To be done - Copy all records verbatim.

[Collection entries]
---+---

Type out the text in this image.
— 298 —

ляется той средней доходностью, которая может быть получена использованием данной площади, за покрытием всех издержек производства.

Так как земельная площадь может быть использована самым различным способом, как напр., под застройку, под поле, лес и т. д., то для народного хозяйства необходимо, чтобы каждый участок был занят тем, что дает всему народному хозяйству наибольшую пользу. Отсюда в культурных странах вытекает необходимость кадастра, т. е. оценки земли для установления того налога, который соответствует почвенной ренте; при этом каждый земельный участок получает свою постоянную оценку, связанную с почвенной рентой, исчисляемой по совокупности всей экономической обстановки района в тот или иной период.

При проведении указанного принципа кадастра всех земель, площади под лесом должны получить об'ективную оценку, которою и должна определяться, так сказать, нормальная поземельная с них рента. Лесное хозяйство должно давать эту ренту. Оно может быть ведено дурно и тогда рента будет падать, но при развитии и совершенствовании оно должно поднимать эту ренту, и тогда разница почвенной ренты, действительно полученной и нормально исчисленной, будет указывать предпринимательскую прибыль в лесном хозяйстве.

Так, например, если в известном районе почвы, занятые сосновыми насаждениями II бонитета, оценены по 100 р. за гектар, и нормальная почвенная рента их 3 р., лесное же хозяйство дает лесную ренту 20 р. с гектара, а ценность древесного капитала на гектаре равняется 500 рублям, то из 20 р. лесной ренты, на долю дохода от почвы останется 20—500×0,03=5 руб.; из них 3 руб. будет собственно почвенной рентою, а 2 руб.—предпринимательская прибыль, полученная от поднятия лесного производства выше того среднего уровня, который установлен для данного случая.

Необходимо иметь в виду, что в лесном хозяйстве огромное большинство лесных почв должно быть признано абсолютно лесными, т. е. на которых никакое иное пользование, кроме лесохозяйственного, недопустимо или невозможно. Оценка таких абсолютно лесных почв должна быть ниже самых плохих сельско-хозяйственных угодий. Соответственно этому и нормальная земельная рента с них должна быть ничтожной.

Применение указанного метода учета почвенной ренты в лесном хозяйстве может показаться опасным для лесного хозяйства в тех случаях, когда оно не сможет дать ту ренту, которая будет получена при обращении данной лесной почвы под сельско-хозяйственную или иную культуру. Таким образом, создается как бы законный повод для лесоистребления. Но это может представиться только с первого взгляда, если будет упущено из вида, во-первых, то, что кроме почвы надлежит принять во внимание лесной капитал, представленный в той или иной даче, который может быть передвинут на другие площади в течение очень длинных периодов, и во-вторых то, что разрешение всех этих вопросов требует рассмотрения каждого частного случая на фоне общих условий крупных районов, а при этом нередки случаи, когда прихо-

---+---

Complete response -
Type out the text in this image.
— 298 —

ляется той средней доходностью, которая может быть получена использованием данной площади, за покрытием всех издержек производства.

Так как земельная площадь может быть использована самым различным способом, как напр., под застройку, под поле, лес и т. д., то для народного хозяйства необходимо, чтобы каждый участок был занят тем, что дает всему народному хозяйству наибольшую пользу. Отсюда в культурных странах вытекает необходимость кадастра, т. е. оценки земли для установления того налога, который соответствует почвенной ренте; при этом каждый земельный участок получает свою постоянную оценку, связанную с почвенной рентой, исчисляемой по совокупности всей экономической обстановки района в тот или иной период.

При проведении указанного принципа кадастра всех земель, площади под лесом должны получить об'ективную оценку, которою и должна определяться, так сказать, нормальная поземельная с них рента. Лесное хозяйство должно давать эту ренту. Оно может быть ведено дурно и тогда рента будет падать, но при развитии и совершенствовании оно должно поднимать эту ренту, и тогда разница почвенной ренты, действительно полученной и нормально исчисленной, будет указывать предпринимательскую прибыль в лесном хозяйстве.

Так, например, если в известном районе почвы, занятые сосновыми насаждениями II бонитета, оценены по 100 р. за гектар, и нормальная почвенная рента их 3 р., лесное же хозяйство дает лесную ренту 20 р. с гектара, а ценность древесного капитала на гектаре равняется 500 рублям, то из 20 р. лесной ренты, на долю дохода от почвы останется 20—500×0,03=5 руб.; из них 3 руб. будет собственно почвенной рентою, а 2 руб.—предпринимательская прибыль, полученная от поднятия лесного производства выше того среднего уровня, который установлен для данного случая.

Необходимо иметь в виду, что в лесном хозяйстве огромное большинство лесных почв должно быть признано абсолютно лесными, т. е. на которых никакое иное пользование, кроме лесохозяйственного, недопустимо или невозможно. Оценка таких абсолютно лесных почв должна быть ниже самых плохих сельско-хозяйственных угодий. Соответственно этому и нормальная земельная рента с них должна быть ничтожной.

Применение указанного метода учета почвенной ренты в лесном хозяйстве может показаться опасным для лесного хозяйства в тех случаях, когда оно не сможет дать ту ренту, которая будет получена при обращении данной лесной почвы под сельско-хозяйственную или иную культуру. Таким образом, создается как бы законный повод для лесоистребления. Но это может представиться только с первого взгляда, если будет упущено из вида, во-первых, то, что кроме почвы надлежит принять во внимание лесной капитал, представленный в той или иной даче, который может быть передвинут на другие площади в течение очень длинных периодов, и во-вторых то, что разрешение всех этих вопросов требует рассмотрения каждого частного случая на фоне общих условий крупных районов, а при этом нередки случаи, когда прихо-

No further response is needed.